[Records about charts and figures]
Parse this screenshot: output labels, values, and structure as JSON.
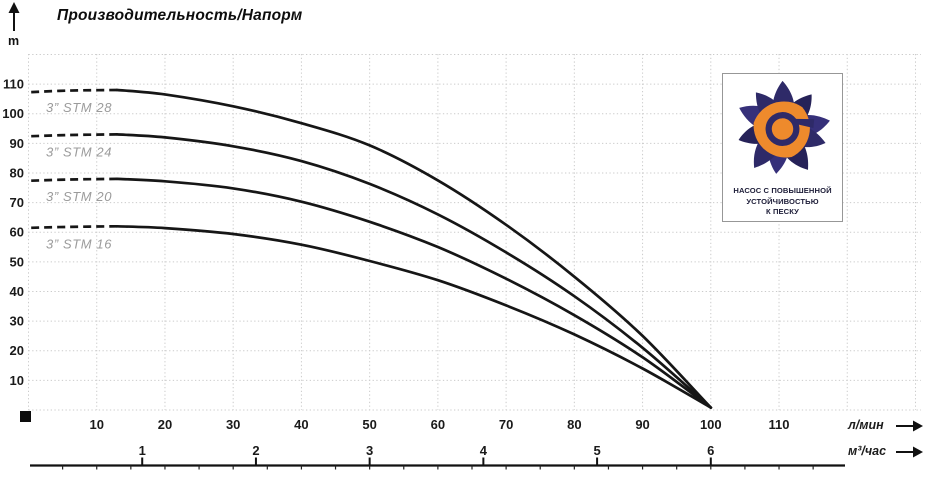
{
  "header": {
    "title_note": "see chart_data.title"
  },
  "badge": {
    "line1": "НАСОС С ПОВЫШЕННОЙ",
    "line2": "УСТОЙЧИВОСТЬЮ",
    "line3": "К ПЕСКУ"
  },
  "colors": {
    "curve": "#161616",
    "grid": "#cbcbcb",
    "tick_label": "#1a1a1a",
    "curve_label": "#9b9b9b",
    "logo_navy": "#2e2a68",
    "logo_navy_dark": "#262258",
    "logo_navy_light": "#36307a",
    "logo_orange": "#ee8a2c",
    "badge_border": "#979797"
  },
  "chart_data": {
    "type": "line",
    "title": "Производительность/Напорм",
    "ylabel": "m",
    "ylim": [
      0,
      120
    ],
    "grid": "dotted",
    "y_ticks": [
      10,
      20,
      30,
      40,
      50,
      60,
      70,
      80,
      90,
      100,
      110
    ],
    "x_axes": [
      {
        "label": "л/мин",
        "ticks": [
          10,
          20,
          30,
          40,
          50,
          60,
          70,
          80,
          90,
          100,
          110
        ],
        "lim": [
          0,
          130
        ]
      },
      {
        "label": "м³/час",
        "ticks": [
          1,
          2,
          3,
          4,
          5,
          6
        ],
        "lmin_per_unit": 16.6667
      }
    ],
    "convergence_point": {
      "q_lmin": 100,
      "head_m": 0.8
    },
    "series": [
      {
        "name": "3” STM 28",
        "max_head_m": 108,
        "dashed": [
          [
            0.4,
            107.3
          ],
          [
            6,
            107.8
          ],
          [
            13,
            108
          ]
        ],
        "points": [
          [
            13,
            108
          ],
          [
            20,
            106.5
          ],
          [
            30,
            102.5
          ],
          [
            40,
            96.8
          ],
          [
            50,
            89.3
          ],
          [
            60,
            77.5
          ],
          [
            70,
            62.5
          ],
          [
            80,
            45
          ],
          [
            90,
            25
          ],
          [
            100,
            0.8
          ]
        ]
      },
      {
        "name": "3” STM 24",
        "max_head_m": 93,
        "dashed": [
          [
            0.4,
            92.4
          ],
          [
            6,
            92.8
          ],
          [
            13,
            93
          ]
        ],
        "points": [
          [
            13,
            93
          ],
          [
            20,
            92
          ],
          [
            30,
            89
          ],
          [
            40,
            84
          ],
          [
            50,
            76.3
          ],
          [
            60,
            66
          ],
          [
            70,
            53.2
          ],
          [
            80,
            38.4
          ],
          [
            90,
            21
          ],
          [
            100,
            0.8
          ]
        ]
      },
      {
        "name": "3” STM 20",
        "max_head_m": 78,
        "dashed": [
          [
            0.4,
            77.4
          ],
          [
            6,
            77.8
          ],
          [
            13,
            78
          ]
        ],
        "points": [
          [
            13,
            78
          ],
          [
            20,
            77.2
          ],
          [
            30,
            74.8
          ],
          [
            40,
            70.3
          ],
          [
            50,
            63.5
          ],
          [
            60,
            55
          ],
          [
            70,
            44.3
          ],
          [
            80,
            32
          ],
          [
            90,
            17.8
          ],
          [
            100,
            0.8
          ]
        ]
      },
      {
        "name": "3” STM 16",
        "max_head_m": 62,
        "dashed": [
          [
            0.4,
            61.5
          ],
          [
            6,
            61.8
          ],
          [
            13,
            62
          ]
        ],
        "points": [
          [
            13,
            62
          ],
          [
            20,
            61.4
          ],
          [
            30,
            59.4
          ],
          [
            40,
            55.8
          ],
          [
            50,
            50.3
          ],
          [
            60,
            43.8
          ],
          [
            70,
            35.3
          ],
          [
            80,
            25.5
          ],
          [
            90,
            14
          ],
          [
            100,
            0.8
          ]
        ]
      }
    ]
  }
}
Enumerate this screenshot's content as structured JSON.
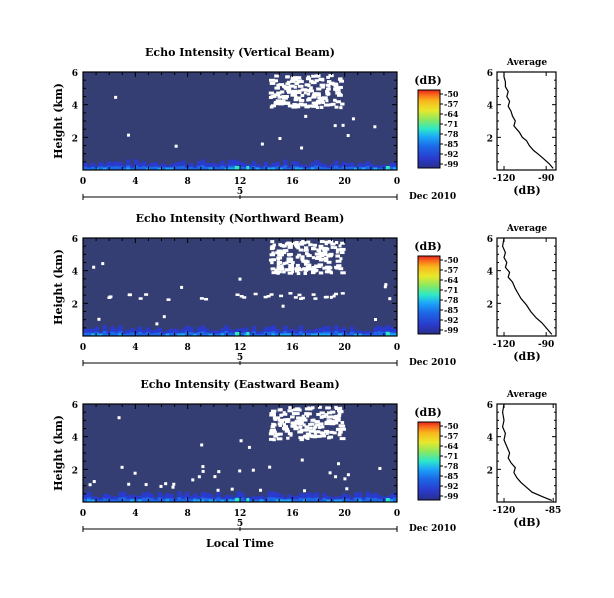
{
  "colorbar": {
    "unit_label": "(dB)",
    "tick_labels": [
      "-50",
      "-57",
      "-64",
      "-71",
      "-78",
      "-85",
      "-92",
      "-99"
    ],
    "colors": [
      "#e8221c",
      "#f86a1c",
      "#f8b81c",
      "#e8e82c",
      "#8ae860",
      "#2ce8c8",
      "#1ca8f8",
      "#1c6ae8",
      "#2a3acc",
      "#2a2f8a"
    ]
  },
  "shared": {
    "x_tick_labels": [
      "0",
      "4",
      "8",
      "12",
      "16",
      "20",
      "0"
    ],
    "date_tick_label": "5",
    "date_suffix": "Dec 2010",
    "x_axis_label": "Local Time",
    "y_axis_label": "Height (km)",
    "background_color": "#343e72"
  },
  "chart_data": [
    {
      "type": "heatmap",
      "title": "Echo Intensity (Vertical Beam)",
      "ylabel": "Height (km)",
      "x_ticks": [
        0,
        4,
        8,
        12,
        16,
        20,
        24
      ],
      "y_ticks": [
        2,
        4,
        6
      ],
      "y_tick_labels": [
        "2",
        "4",
        "6"
      ],
      "ylim": [
        0,
        6
      ],
      "colorbar_range_db": [
        -99,
        -50
      ],
      "average": {
        "title": "Average",
        "xlabel": "(dB)",
        "x_tick_labels": [
          "-120",
          "-90"
        ],
        "x_ticks": [
          -120,
          -90
        ],
        "xlim": [
          -125,
          -83
        ],
        "y_tick_labels": [
          "2",
          "4",
          "6"
        ],
        "profile": [
          [
            -85,
            0.1
          ],
          [
            -88,
            0.4
          ],
          [
            -92,
            0.7
          ],
          [
            -96,
            1.0
          ],
          [
            -99,
            1.2
          ],
          [
            -102,
            1.5
          ],
          [
            -104,
            1.8
          ],
          [
            -107,
            2.0
          ],
          [
            -109,
            2.3
          ],
          [
            -111,
            2.5
          ],
          [
            -113,
            2.7
          ],
          [
            -112,
            3.0
          ],
          [
            -114,
            3.3
          ],
          [
            -115,
            3.6
          ],
          [
            -117,
            3.9
          ],
          [
            -116,
            4.2
          ],
          [
            -118,
            4.5
          ],
          [
            -117,
            4.8
          ],
          [
            -119,
            5.1
          ],
          [
            -119,
            5.4
          ],
          [
            -120,
            5.7
          ],
          [
            -120,
            6.0
          ]
        ]
      }
    },
    {
      "type": "heatmap",
      "title": "Echo Intensity (Northward Beam)",
      "ylabel": "Height (km)",
      "x_ticks": [
        0,
        4,
        8,
        12,
        16,
        20,
        24
      ],
      "y_ticks": [
        2,
        4,
        6
      ],
      "y_tick_labels": [
        "2",
        "4",
        "6"
      ],
      "ylim": [
        0,
        6
      ],
      "colorbar_range_db": [
        -99,
        -50
      ],
      "average": {
        "title": "Average",
        "xlabel": "(dB)",
        "x_tick_labels": [
          "-120",
          "-90"
        ],
        "x_ticks": [
          -120,
          -90
        ],
        "xlim": [
          -125,
          -83
        ],
        "y_tick_labels": [
          "2",
          "4",
          "6"
        ],
        "profile": [
          [
            -86,
            0.1
          ],
          [
            -89,
            0.4
          ],
          [
            -93,
            0.8
          ],
          [
            -97,
            1.1
          ],
          [
            -101,
            1.5
          ],
          [
            -104,
            1.9
          ],
          [
            -108,
            2.3
          ],
          [
            -110,
            2.6
          ],
          [
            -112,
            2.9
          ],
          [
            -114,
            3.3
          ],
          [
            -117,
            3.6
          ],
          [
            -116,
            3.9
          ],
          [
            -119,
            4.2
          ],
          [
            -118,
            4.5
          ],
          [
            -120,
            4.8
          ],
          [
            -119,
            5.1
          ],
          [
            -121,
            5.5
          ],
          [
            -120,
            6.0
          ]
        ]
      }
    },
    {
      "type": "heatmap",
      "title": "Echo Intensity (Eastward Beam)",
      "ylabel": "Height (km)",
      "x_ticks": [
        0,
        4,
        8,
        12,
        16,
        20,
        24
      ],
      "y_ticks": [
        2,
        4,
        6
      ],
      "y_tick_labels": [
        "2",
        "4",
        "6"
      ],
      "ylim": [
        0,
        6
      ],
      "colorbar_range_db": [
        -99,
        -50
      ],
      "average": {
        "title": "Average",
        "xlabel": "(dB)",
        "x_tick_labels": [
          "-120",
          "-85"
        ],
        "x_ticks": [
          -120,
          -85
        ],
        "xlim": [
          -125,
          -83
        ],
        "y_tick_labels": [
          "2",
          "4",
          "6"
        ],
        "profile": [
          [
            -86,
            0.1
          ],
          [
            -92,
            0.3
          ],
          [
            -100,
            0.6
          ],
          [
            -104,
            0.9
          ],
          [
            -108,
            1.2
          ],
          [
            -111,
            1.5
          ],
          [
            -113,
            1.8
          ],
          [
            -112,
            2.1
          ],
          [
            -115,
            2.4
          ],
          [
            -117,
            2.7
          ],
          [
            -116,
            3.0
          ],
          [
            -118,
            3.4
          ],
          [
            -120,
            3.8
          ],
          [
            -119,
            4.2
          ],
          [
            -121,
            4.6
          ],
          [
            -120,
            5.0
          ],
          [
            -121,
            5.5
          ],
          [
            -120,
            6.0
          ]
        ]
      }
    }
  ]
}
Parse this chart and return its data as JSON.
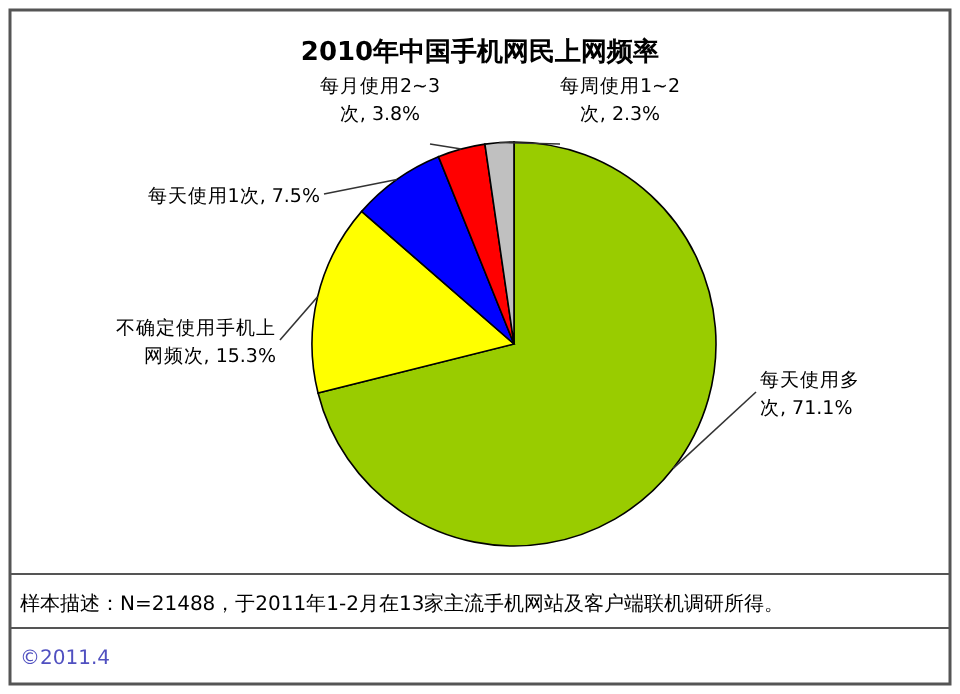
{
  "chart_data": {
    "type": "pie",
    "title": "2010年中国手机网民上网频率",
    "categories": [
      "每天使用多次",
      "不确定使用手机上网频次",
      "每天使用1次",
      "每月使用2~3次",
      "每周使用1~2次"
    ],
    "values": [
      71.1,
      15.3,
      7.5,
      3.8,
      2.3
    ],
    "value_labels": [
      "71.1%",
      "15.3%",
      "7.5%",
      "3.8%",
      "2.3%"
    ],
    "colors": [
      "#99cc00",
      "#ffff00",
      "#0000ff",
      "#ff0000",
      "#c0c0c0"
    ],
    "annotations": [
      "样本描述：N=21488，于2011年1-2月在13家主流手机网站及客户端联机调研所得。",
      "©2011.4"
    ]
  }
}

WHAT THE TASK ASKS: Say how many lines include the word "Beam"; reply with the number alone.

WRITTEN SOLUTION: 3